* Begin *

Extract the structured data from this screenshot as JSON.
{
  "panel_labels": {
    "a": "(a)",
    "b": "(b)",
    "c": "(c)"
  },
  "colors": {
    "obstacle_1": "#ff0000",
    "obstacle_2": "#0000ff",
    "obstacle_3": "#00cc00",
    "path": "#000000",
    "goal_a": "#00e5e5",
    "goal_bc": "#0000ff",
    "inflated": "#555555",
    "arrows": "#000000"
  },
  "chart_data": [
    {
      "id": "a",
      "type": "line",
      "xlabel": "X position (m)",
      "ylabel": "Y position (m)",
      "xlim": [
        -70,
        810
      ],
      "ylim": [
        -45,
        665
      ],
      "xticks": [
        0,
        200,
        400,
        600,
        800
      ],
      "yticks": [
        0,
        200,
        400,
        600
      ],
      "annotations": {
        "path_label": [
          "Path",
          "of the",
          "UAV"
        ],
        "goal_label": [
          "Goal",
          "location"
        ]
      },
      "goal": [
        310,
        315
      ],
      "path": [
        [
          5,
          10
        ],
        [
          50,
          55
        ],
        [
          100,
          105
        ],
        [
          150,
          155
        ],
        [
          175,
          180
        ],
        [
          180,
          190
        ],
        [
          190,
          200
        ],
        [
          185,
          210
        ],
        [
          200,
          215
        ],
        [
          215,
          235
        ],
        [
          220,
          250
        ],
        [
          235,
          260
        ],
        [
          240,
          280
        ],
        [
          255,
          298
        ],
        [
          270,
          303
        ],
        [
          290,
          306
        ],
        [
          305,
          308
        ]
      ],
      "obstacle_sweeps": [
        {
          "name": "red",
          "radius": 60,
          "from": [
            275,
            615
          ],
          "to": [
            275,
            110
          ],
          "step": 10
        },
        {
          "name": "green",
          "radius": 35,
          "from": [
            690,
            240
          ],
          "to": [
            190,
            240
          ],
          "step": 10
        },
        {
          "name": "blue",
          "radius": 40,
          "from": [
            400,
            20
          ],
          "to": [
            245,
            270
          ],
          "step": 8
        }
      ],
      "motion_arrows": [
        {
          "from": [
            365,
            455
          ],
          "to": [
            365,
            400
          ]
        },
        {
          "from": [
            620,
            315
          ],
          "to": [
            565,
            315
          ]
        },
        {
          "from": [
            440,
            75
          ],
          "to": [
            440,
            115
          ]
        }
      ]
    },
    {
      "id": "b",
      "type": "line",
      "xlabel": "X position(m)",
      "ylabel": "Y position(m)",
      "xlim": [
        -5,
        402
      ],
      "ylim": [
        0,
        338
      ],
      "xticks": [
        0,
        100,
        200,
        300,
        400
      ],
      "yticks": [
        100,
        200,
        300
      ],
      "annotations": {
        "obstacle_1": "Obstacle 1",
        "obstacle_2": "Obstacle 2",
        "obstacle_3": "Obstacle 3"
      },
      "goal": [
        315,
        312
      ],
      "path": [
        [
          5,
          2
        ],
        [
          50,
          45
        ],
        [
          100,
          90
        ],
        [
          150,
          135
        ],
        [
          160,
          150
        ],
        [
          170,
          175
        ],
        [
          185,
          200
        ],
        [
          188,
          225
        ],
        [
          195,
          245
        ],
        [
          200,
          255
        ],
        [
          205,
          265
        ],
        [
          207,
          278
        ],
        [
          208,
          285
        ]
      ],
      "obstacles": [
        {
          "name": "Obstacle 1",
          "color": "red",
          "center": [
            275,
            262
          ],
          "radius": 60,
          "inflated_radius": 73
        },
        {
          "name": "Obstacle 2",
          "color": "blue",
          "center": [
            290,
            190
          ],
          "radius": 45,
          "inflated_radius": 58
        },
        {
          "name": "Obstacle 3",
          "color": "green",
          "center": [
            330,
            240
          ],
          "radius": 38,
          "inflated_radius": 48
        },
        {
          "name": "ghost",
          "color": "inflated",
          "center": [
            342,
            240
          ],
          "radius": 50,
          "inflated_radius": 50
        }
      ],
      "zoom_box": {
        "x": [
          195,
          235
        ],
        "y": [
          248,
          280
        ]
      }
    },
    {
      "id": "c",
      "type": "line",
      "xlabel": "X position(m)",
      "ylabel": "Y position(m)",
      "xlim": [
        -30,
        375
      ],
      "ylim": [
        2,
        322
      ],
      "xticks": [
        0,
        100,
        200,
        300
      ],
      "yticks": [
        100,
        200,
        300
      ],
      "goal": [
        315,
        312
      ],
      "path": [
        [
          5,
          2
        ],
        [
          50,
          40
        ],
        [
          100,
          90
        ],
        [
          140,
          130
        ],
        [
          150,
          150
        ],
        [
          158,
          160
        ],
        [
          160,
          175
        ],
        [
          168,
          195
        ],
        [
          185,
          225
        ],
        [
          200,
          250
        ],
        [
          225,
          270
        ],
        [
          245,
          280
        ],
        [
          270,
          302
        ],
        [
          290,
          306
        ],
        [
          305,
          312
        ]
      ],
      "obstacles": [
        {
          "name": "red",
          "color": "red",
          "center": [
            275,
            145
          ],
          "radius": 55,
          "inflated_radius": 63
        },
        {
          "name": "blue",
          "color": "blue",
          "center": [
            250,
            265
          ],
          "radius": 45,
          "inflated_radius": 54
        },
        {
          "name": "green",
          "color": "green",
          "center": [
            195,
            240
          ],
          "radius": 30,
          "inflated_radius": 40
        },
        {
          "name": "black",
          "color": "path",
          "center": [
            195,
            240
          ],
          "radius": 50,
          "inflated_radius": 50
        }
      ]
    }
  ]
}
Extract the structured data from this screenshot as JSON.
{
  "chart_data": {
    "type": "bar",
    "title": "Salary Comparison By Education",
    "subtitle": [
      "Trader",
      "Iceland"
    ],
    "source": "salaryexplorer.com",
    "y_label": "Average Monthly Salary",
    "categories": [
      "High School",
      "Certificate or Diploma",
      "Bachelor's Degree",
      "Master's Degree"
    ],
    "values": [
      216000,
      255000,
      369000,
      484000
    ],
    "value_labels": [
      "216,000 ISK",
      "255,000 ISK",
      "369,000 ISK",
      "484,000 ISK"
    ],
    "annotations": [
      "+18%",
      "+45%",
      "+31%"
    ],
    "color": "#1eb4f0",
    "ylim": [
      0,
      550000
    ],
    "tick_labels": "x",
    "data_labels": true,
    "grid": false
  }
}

* End *

GIVEN PROBLEM >>
Repeat each entry word for word.

EXERCISE RESULT >>
Extract the structured data from this screenshot as JSON.
{
  "panel_labels": {
    "a": "(a)",
    "b": "(b)",
    "c": "(c)"
  },
  "colors": {
    "obstacle_1": "#ff0000",
    "obstacle_2": "#0000ff",
    "obstacle_3": "#00cc00",
    "path": "#000000",
    "goal_a": "#00e5e5",
    "goal_bc": "#0000ff",
    "inflated": "#555555",
    "arrows": "#000000"
  },
  "chart_data": [
    {
      "id": "a",
      "type": "line",
      "xlabel": "X position (m)",
      "ylabel": "Y position (m)",
      "xlim": [
        -70,
        810
      ],
      "ylim": [
        -45,
        665
      ],
      "xticks": [
        0,
        200,
        400,
        600,
        800
      ],
      "yticks": [
        0,
        200,
        400,
        600
      ],
      "annotations": {
        "path_label": [
          "Path",
          "of the",
          "UAV"
        ],
        "goal_label": [
          "Goal",
          "location"
        ]
      },
      "goal": [
        310,
        315
      ],
      "path": [
        [
          5,
          10
        ],
        [
          50,
          55
        ],
        [
          100,
          105
        ],
        [
          150,
          155
        ],
        [
          175,
          180
        ],
        [
          180,
          190
        ],
        [
          190,
          200
        ],
        [
          185,
          210
        ],
        [
          200,
          215
        ],
        [
          215,
          235
        ],
        [
          220,
          250
        ],
        [
          235,
          260
        ],
        [
          240,
          280
        ],
        [
          255,
          298
        ],
        [
          270,
          303
        ],
        [
          290,
          306
        ],
        [
          305,
          308
        ]
      ],
      "obstacle_sweeps": [
        {
          "name": "red",
          "radius": 60,
          "from": [
            275,
            615
          ],
          "to": [
            275,
            110
          ],
          "step": 10
        },
        {
          "name": "green",
          "radius": 35,
          "from": [
            690,
            240
          ],
          "to": [
            190,
            240
          ],
          "step": 10
        },
        {
          "name": "blue",
          "radius": 40,
          "from": [
            400,
            20
          ],
          "to": [
            245,
            270
          ],
          "step": 8
        }
      ],
      "motion_arrows": [
        {
          "from": [
            365,
            455
          ],
          "to": [
            365,
            400
          ]
        },
        {
          "from": [
            620,
            315
          ],
          "to": [
            565,
            315
          ]
        },
        {
          "from": [
            440,
            75
          ],
          "to": [
            440,
            115
          ]
        }
      ]
    },
    {
      "id": "b",
      "type": "line",
      "xlabel": "X position(m)",
      "ylabel": "Y position(m)",
      "xlim": [
        -5,
        402
      ],
      "ylim": [
        0,
        338
      ],
      "xticks": [
        0,
        100,
        200,
        300,
        400
      ],
      "yticks": [
        100,
        200,
        300
      ],
      "annotations": {
        "obstacle_1": "Obstacle 1",
        "obstacle_2": "Obstacle 2",
        "obstacle_3": "Obstacle 3"
      },
      "goal": [
        315,
        312
      ],
      "path": [
        [
          5,
          2
        ],
        [
          50,
          45
        ],
        [
          100,
          90
        ],
        [
          150,
          135
        ],
        [
          160,
          150
        ],
        [
          170,
          175
        ],
        [
          185,
          200
        ],
        [
          188,
          225
        ],
        [
          195,
          245
        ],
        [
          200,
          255
        ],
        [
          205,
          265
        ],
        [
          207,
          278
        ],
        [
          208,
          285
        ]
      ],
      "obstacles": [
        {
          "name": "Obstacle 1",
          "color": "red",
          "center": [
            275,
            262
          ],
          "radius": 60,
          "inflated_radius": 73
        },
        {
          "name": "Obstacle 2",
          "color": "blue",
          "center": [
            290,
            190
          ],
          "radius": 45,
          "inflated_radius": 58
        },
        {
          "name": "Obstacle 3",
          "color": "green",
          "center": [
            330,
            240
          ],
          "radius": 38,
          "inflated_radius": 48
        },
        {
          "name": "ghost",
          "color": "inflated",
          "center": [
            342,
            240
          ],
          "radius": 50,
          "inflated_radius": 50
        }
      ],
      "zoom_box": {
        "x": [
          195,
          235
        ],
        "y": [
          248,
          280
        ]
      }
    },
    {
      "id": "c",
      "type": "line",
      "xlabel": "X position(m)",
      "ylabel": "Y position(m)",
      "xlim": [
        -30,
        375
      ],
      "ylim": [
        2,
        322
      ],
      "xticks": [
        0,
        100,
        200,
        300
      ],
      "yticks": [
        100,
        200,
        300
      ],
      "goal": [
        315,
        312
      ],
      "path": [
        [
          5,
          2
        ],
        [
          50,
          40
        ],
        [
          100,
          90
        ],
        [
          140,
          130
        ],
        [
          150,
          150
        ],
        [
          158,
          160
        ],
        [
          160,
          175
        ],
        [
          168,
          195
        ],
        [
          185,
          225
        ],
        [
          200,
          250
        ],
        [
          225,
          270
        ],
        [
          245,
          280
        ],
        [
          270,
          302
        ],
        [
          290,
          306
        ],
        [
          305,
          312
        ]
      ],
      "obstacles": [
        {
          "name": "red",
          "color": "red",
          "center": [
            275,
            145
          ],
          "radius": 55,
          "inflated_radius": 63
        },
        {
          "name": "blue",
          "color": "blue",
          "center": [
            250,
            265
          ],
          "radius": 45,
          "inflated_radius": 54
        },
        {
          "name": "green",
          "color": "green",
          "center": [
            195,
            240
          ],
          "radius": 30,
          "inflated_radius": 40
        },
        {
          "name": "black",
          "color": "path",
          "center": [
            195,
            240
          ],
          "radius": 50,
          "inflated_radius": 50
        }
      ]
    }
  ]
}
Extract the structured data from this screenshot as JSON.
{
  "chart_data": {
    "type": "bar",
    "title": "Salary Comparison By Education",
    "subtitle": [
      "Trader",
      "Iceland"
    ],
    "source": "salaryexplorer.com",
    "y_label": "Average Monthly Salary",
    "categories": [
      "High School",
      "Certificate or Diploma",
      "Bachelor's Degree",
      "Master's Degree"
    ],
    "values": [
      216000,
      255000,
      369000,
      484000
    ],
    "value_labels": [
      "216,000 ISK",
      "255,000 ISK",
      "369,000 ISK",
      "484,000 ISK"
    ],
    "annotations": [
      "+18%",
      "+45%",
      "+31%"
    ],
    "color": "#1eb4f0",
    "ylim": [
      0,
      550000
    ],
    "tick_labels": "x",
    "data_labels": true,
    "grid": false
  }
}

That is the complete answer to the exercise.